Rational : (a) Some (legacy?) Arabic fonts are quite horizontal at their baseline and the letters always join horizontally. Called also simplified font (with limited number of shapes, e.g. same glyph for initial and medial form, and same shape for end and isolated form) they allow writing of kind typewriter. In general, defaults fonts or sans-serif are of this kind. simplefont

(b) Other recent fonts, more in the spirit of cursive Arabic writing, with slightly more curved shapes, allow for a more aesthetic writing : with ligatures, groups of letters, contextual letter shapes with different keystrokes etc. Amiri : amiri Arabic Typesetting : arabictypesetting

The justification with Tatweel (U+0640, ـ , small flat line) goes better to the first type of font (a). tatweel Besides, would not Tatweel be a simplified implantation of Kashida?

Arabic Kashida (not a character), is a curve line to elongate between letters or at the end of some letters. It is extensible enough to adapt to individual letter and to the context.

I think Kashida is the method well suited to the second kind of writing since it make it possible to maintain the aesthetic of curved lines. kashida

So, in the absence of a good implementation of Kashida, the justification method of Arabic texts should be spaces inter-words or intra-words if any. Instead of Tatweel.

Any thoughts?

r12a commented 7 years ago

I post here, but I wonder if it should not also be in the repository of samples of typographic, just created by Richard

You're posting in exactly the right place. That repo is only for pictures, not connected arguments. ;-)

The justification with Tatweel (U+0640, ـ , small flat line) goes better to the first type of font (a).

Bear in mind that in a web browser the width of the text is usually fluid. This is particularly problematic for justification of any text where the content author has added tatweels, since they will only work to justify the text if the window they are created in and the window they are viewed in are the same width exactly.

It's possible that a justification tool could add tatweel characters while justifying, in the way a justification tool for English would add spacing. This would work, though i'm told that such results don't please the eye.

khaledhosny commented 7 years ago

IE supports automatic kashida justification for quite some time already. The algorithm (see https://github.com/w3c/alreq/issues/57#issuecomment-270252896) is OKish, but seems to be mostly suited for simple Naskh styles.

mostafah commented 7 years ago

A question came up during our meeting this week: Some softwares use tatweel characters for justification, but they shrink or extend the tatweel character horizontally when they add it for justification. The question is whether we should categorize these implementations as tatweel or as kashida. There is no need to answer the question right now. We just have to think about it when updating the draft on the justification. We might need to see more examples and make a decision later.

**RECORDS TO USE**:
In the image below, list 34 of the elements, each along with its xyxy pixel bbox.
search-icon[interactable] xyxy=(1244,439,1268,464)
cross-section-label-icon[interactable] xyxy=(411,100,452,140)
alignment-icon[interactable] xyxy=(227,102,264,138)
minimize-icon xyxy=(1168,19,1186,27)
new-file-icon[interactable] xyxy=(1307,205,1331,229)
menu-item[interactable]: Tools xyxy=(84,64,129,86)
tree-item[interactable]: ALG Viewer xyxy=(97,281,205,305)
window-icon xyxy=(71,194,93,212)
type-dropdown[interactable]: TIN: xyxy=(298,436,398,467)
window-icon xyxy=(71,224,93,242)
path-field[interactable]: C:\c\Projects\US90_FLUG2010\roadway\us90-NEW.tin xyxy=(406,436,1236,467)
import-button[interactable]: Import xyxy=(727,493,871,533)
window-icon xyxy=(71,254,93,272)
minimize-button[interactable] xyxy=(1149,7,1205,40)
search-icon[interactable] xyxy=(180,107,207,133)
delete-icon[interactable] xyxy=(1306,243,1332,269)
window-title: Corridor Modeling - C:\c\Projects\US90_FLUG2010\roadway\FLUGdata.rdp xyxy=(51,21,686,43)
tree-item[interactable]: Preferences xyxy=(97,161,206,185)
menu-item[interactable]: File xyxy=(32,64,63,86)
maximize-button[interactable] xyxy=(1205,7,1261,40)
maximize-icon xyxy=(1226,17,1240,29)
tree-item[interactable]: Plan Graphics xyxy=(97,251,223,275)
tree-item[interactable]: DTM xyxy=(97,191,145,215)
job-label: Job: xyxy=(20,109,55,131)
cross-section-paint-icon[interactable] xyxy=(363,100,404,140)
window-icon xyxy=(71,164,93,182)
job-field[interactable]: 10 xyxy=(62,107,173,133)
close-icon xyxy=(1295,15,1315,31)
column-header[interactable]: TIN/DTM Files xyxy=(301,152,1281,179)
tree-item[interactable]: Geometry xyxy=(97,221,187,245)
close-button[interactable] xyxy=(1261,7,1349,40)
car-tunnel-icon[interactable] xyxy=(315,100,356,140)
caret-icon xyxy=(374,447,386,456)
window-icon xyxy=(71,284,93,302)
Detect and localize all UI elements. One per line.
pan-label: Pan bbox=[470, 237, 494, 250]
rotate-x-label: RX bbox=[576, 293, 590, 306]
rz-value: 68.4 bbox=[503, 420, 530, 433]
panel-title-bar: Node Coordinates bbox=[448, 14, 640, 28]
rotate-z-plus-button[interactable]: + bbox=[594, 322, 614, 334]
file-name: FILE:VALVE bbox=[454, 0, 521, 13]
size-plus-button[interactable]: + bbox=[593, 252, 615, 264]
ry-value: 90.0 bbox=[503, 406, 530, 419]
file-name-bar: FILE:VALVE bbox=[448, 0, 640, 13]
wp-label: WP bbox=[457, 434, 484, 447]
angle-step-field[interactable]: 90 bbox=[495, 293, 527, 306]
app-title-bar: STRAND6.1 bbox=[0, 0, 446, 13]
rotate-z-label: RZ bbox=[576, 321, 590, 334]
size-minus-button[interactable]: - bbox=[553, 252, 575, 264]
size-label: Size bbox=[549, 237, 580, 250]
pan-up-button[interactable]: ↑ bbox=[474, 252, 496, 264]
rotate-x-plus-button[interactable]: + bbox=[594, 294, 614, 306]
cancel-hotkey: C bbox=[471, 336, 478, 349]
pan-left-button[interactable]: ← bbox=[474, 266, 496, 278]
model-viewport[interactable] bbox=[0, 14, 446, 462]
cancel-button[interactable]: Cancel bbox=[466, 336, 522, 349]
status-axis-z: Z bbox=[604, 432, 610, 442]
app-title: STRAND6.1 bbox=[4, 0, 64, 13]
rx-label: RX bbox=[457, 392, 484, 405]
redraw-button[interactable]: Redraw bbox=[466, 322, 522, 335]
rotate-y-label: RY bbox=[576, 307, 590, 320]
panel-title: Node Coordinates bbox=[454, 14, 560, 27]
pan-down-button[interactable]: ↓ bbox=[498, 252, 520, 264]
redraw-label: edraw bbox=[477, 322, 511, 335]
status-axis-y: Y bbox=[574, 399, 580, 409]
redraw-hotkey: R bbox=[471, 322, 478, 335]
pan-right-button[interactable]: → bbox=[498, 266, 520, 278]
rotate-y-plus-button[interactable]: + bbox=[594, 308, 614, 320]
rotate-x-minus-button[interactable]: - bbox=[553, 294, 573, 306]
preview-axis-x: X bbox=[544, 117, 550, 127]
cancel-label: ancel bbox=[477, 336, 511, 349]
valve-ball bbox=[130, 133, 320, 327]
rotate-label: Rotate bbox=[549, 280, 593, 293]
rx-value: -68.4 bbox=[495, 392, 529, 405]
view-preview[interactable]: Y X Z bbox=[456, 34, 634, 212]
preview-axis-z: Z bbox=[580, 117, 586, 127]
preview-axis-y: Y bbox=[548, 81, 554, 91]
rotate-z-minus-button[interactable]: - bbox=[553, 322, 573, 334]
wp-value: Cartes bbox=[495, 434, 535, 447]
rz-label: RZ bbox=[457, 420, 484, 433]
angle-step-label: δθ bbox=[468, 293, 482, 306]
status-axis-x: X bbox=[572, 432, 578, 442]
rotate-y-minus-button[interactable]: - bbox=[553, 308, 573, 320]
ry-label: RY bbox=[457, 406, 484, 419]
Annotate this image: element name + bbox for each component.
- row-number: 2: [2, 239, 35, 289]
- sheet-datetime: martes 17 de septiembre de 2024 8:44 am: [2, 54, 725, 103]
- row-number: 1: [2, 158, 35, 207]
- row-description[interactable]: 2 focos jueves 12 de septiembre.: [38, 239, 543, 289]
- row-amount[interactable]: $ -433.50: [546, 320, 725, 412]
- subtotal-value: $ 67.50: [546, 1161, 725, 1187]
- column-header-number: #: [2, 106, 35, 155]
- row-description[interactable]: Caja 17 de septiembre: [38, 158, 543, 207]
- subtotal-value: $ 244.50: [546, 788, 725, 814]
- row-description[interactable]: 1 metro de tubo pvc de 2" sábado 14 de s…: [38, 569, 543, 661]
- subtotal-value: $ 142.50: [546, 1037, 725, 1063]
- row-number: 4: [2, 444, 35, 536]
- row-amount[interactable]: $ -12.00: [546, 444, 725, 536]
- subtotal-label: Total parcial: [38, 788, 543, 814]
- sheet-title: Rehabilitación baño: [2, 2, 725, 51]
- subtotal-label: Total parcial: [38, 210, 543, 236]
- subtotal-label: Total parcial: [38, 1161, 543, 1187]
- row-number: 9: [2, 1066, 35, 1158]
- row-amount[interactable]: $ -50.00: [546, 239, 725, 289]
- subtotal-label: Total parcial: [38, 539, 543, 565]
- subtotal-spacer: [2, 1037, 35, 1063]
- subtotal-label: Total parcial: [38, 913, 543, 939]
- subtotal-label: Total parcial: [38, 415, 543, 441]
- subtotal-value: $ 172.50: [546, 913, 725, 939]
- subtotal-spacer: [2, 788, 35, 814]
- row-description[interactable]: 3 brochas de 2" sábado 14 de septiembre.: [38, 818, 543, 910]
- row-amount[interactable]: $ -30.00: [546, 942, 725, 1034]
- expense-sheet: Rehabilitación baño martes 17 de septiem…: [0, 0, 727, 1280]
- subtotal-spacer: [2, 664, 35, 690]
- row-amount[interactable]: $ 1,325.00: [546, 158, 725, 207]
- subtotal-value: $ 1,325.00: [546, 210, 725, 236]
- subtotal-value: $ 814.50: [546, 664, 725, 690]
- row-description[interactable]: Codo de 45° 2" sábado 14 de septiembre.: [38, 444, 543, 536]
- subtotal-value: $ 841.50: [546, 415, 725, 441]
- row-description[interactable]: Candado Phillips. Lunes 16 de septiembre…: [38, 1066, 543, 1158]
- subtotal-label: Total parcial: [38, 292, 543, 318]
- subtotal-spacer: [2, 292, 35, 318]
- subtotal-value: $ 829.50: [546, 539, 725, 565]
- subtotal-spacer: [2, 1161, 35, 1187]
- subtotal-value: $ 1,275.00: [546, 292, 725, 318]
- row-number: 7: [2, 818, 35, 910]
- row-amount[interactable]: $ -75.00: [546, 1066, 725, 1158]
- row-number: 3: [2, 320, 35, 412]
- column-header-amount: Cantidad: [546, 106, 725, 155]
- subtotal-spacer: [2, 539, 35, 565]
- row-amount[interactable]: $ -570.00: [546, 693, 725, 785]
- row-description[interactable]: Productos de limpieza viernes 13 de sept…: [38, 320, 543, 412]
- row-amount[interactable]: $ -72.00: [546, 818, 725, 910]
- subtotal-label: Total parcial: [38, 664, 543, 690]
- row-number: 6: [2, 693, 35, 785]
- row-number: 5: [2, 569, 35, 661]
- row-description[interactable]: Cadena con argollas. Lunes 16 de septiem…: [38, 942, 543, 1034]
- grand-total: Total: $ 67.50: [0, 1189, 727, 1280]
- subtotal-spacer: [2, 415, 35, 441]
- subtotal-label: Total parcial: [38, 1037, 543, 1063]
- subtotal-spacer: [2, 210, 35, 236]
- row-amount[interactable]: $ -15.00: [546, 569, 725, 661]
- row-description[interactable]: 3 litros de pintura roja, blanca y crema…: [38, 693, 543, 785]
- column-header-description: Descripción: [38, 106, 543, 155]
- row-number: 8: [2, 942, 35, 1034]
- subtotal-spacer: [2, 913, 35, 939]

**TASK REQUIREMENTS**:
a. Please turn the listing, from its first line up to and including the line with "menu-item[interactable]: Tools xyxy=(84,64,129,86)", into a numbered list, leaving out any blank lines.
b. Carry on the discussion of tatweel and kashida justification in Arabic text from its final sentence.
The thread on Arabic justification has nothing to do with the listing.

**SOLVED TASKS**:
a.
1. In the image below, list 34 of the elements, each along with its xyxy pixel bbox.
2. search-icon[interactable] xyxy=(1244,439,1268,464)
3. cross-section-label-icon[interactable] xyxy=(411,100,452,140)
4. alignment-icon[interactable] xyxy=(227,102,264,138)
5. minimize-icon xyxy=(1168,19,1186,27)
6. new-file-icon[interactable] xyxy=(1307,205,1331,229)
7. menu-item[interactable]: Tools xyxy=(84,64,129,86)

b.
khaledhosny commented 7 years ago

I don’t think making a distinction between the tatweel encoded character and the kashida as a justification device is that helpful. The encoded character can probably be traced back to early computer systems where every glyph was an encoded character, which in turn can be traced to the metal typesetting practices of using using kashida sorts with different widths for justification (among other methods like alternate glyphs and varying word spacing). So IMHO they are the same thing, just done differently for different media (calligraphy vs metal type vs early computing systems vs modern ones) and I don’t think we should put much emphasis on the differences, they are just implementation details.

behnam commented 7 years ago

I had ACTION-54 with a similar goal. I think we can close that and continue the work here. (https://www.w3.org/International/groups/arabic-layout/track/actions/54)

behnam commented 7 years ago

Another example for maintaining same elongation on all lines (including last line) of a justified paragraph, from the Extension to Ninth-Grad Science book:

http://www.chap.sch.ir/sites/default/files/lbooks/95-96/556/C134-1.pdf

screen shot 2017-04-12 at 3 22 34 pm
ebraminio commented 7 years ago

I guess this would be useful for you guys also http://github.com/ebraminio/kashida

It is a simple just working harfbuzz directwrite backed kashida implementation example that is simple to compile, all it needs is clicking the init.bat on a Windows machine with Visual Studio 2017 Community, ragel on Windows PATH and git be installed (no cmake instllation as VS2017 already has a builtin one) and its only dependency is harfbuzz which the batch file fetches it itself.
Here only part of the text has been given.